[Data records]
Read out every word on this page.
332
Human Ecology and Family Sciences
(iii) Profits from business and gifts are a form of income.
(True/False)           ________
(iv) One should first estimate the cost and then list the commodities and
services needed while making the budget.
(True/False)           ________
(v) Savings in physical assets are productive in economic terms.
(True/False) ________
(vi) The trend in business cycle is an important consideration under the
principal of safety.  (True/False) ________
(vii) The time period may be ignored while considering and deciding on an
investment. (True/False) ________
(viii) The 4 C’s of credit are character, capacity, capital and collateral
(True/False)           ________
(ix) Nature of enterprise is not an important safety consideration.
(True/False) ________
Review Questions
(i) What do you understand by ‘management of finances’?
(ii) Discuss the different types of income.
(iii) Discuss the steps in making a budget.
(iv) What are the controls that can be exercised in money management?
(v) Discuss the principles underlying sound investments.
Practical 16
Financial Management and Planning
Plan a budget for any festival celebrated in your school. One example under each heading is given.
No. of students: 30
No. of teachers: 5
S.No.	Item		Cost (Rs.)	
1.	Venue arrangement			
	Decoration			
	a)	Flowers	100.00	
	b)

§ Task statement
Which lines in the listing above hold the word "making"? Show each of them.

§ Output
services needed while making the budget.
(iii) Discuss the steps in making a budget.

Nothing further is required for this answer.